### Stored data
+===+
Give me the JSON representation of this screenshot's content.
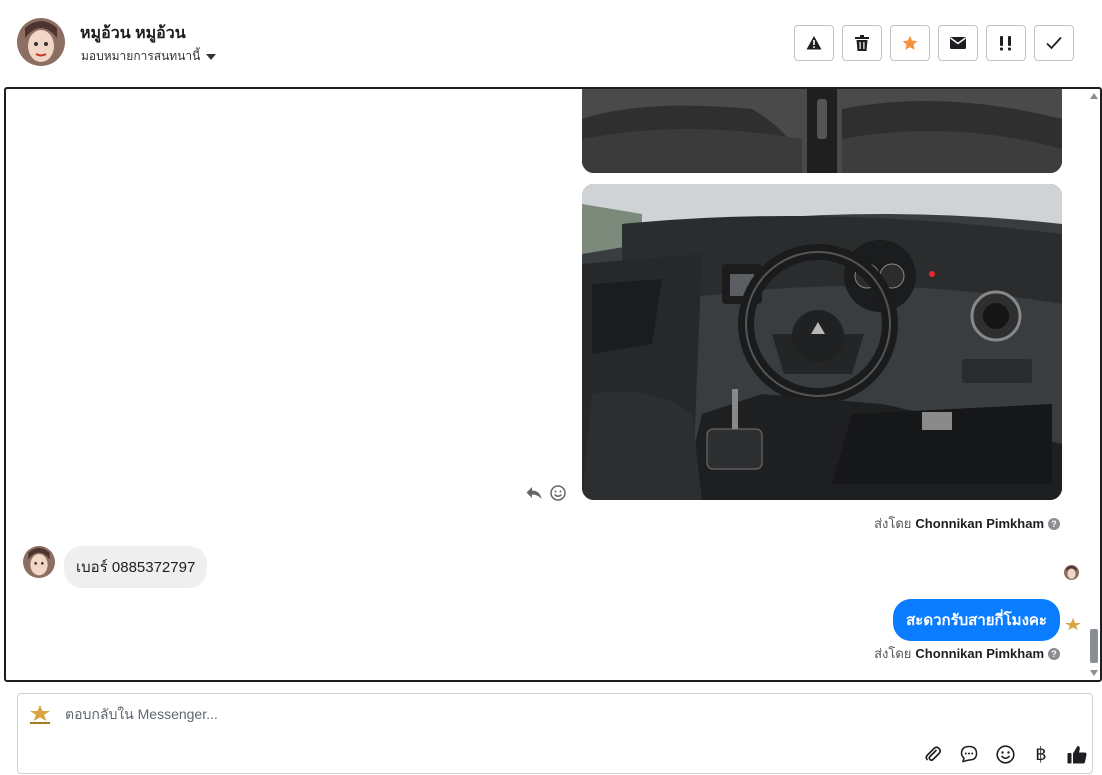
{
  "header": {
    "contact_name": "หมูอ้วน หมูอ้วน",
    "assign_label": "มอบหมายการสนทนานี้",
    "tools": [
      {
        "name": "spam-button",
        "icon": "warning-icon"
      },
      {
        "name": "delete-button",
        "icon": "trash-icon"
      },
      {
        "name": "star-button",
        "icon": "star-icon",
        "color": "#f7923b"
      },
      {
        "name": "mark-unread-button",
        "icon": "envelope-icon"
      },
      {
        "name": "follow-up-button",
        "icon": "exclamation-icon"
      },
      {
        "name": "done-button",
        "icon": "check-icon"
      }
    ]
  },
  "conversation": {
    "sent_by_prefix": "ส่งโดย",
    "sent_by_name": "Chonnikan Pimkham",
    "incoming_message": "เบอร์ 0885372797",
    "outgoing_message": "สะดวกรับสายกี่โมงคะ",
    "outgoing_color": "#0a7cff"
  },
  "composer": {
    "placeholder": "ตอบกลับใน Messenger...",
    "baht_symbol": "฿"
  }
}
+===+
### What this task involves
Reproduce every line of the material precisely, omitting its pictures.

### The response
Give me the JSON representation of this screenshot's content.
{
  "header": {
    "contact_name": "หมูอ้วน หมูอ้วน",
    "assign_label": "มอบหมายการสนทนานี้",
    "tools": [
      {
        "name": "spam-button",
        "icon": "warning-icon"
      },
      {
        "name": "delete-button",
        "icon": "trash-icon"
      },
      {
        "name": "star-button",
        "icon": "star-icon",
        "color": "#f7923b"
      },
      {
        "name": "mark-unread-button",
        "icon": "envelope-icon"
      },
      {
        "name": "follow-up-button",
        "icon": "exclamation-icon"
      },
      {
        "name": "done-button",
        "icon": "check-icon"
      }
    ]
  },
  "conversation": {
    "sent_by_prefix": "ส่งโดย",
    "sent_by_name": "Chonnikan Pimkham",
    "incoming_message": "เบอร์ 0885372797",
    "outgoing_message": "สะดวกรับสายกี่โมงคะ",
    "outgoing_color": "#0a7cff"
  },
  "composer": {
    "placeholder": "ตอบกลับใน Messenger...",
    "baht_symbol": "฿"
  }
}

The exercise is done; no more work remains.